— Start of Dataset content —
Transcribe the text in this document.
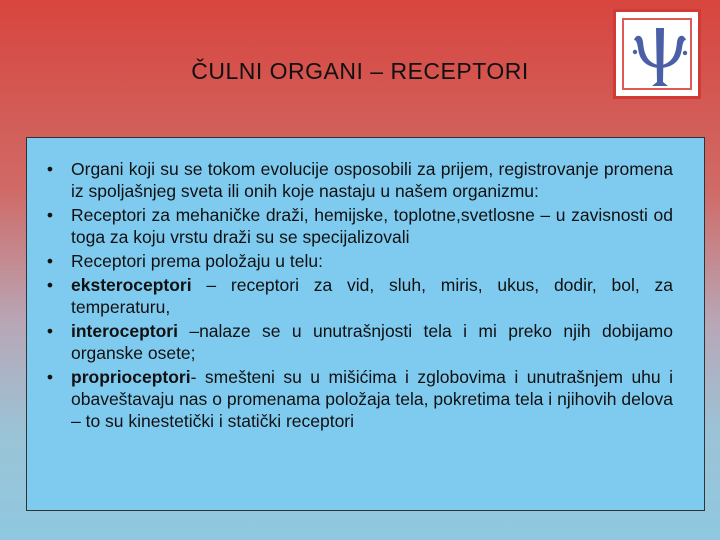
ČULNI ORGANI – RECEPTORI
• Organi koji su se tokom evolucije osposobili za prijem, registrovanje promena iz spoljašnjeg sveta ili onih koje nastaju u našem organizmu:
• Receptori za mehaničke draži, hemijske, toplotne,svetlosne – u zavisnosti od toga za koju vrstu draži su se specijalizovali
• Receptori prema položaju u telu:
• eksteroceptori – receptori za vid, sluh, miris, ukus, dodir, bol, za temperaturu,
• interoceptori –nalaze se u unutrašnjosti tela i mi preko njih dobijamo organske osete;
• proprioceptori- smešteni su u mišićima i zglobovima i unutrašnjem uhu i obaveštavaju nas o promenama položaja tela, pokretima tela i njihovih delova – to su kinestetički i statički receptori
— End of Dataset content —
> _Task prompt_: Repeat each entry precisely as it appears. Leave the pictures out.

> _Exercise result_:
Transcribe the text in this document.
ČULNI ORGANI – RECEPTORI
• Organi koji su se tokom evolucije osposobili za prijem, registrovanje promena iz spoljašnjeg sveta ili onih koje nastaju u našem organizmu:
• Receptori za mehaničke draži, hemijske, toplotne,svetlosne – u zavisnosti od toga za koju vrstu draži su se specijalizovali
• Receptori prema položaju u telu:
• eksteroceptori – receptori za vid, sluh, miris, ukus, dodir, bol, za temperaturu,
• interoceptori –nalaze se u unutrašnjosti tela i mi preko njih dobijamo organske osete;
• proprioceptori- smešteni su u mišićima i zglobovima i unutrašnjem uhu i obaveštavaju nas o promenama položaja tela, pokretima tela i njihovih delova – to su kinestetički i statički receptori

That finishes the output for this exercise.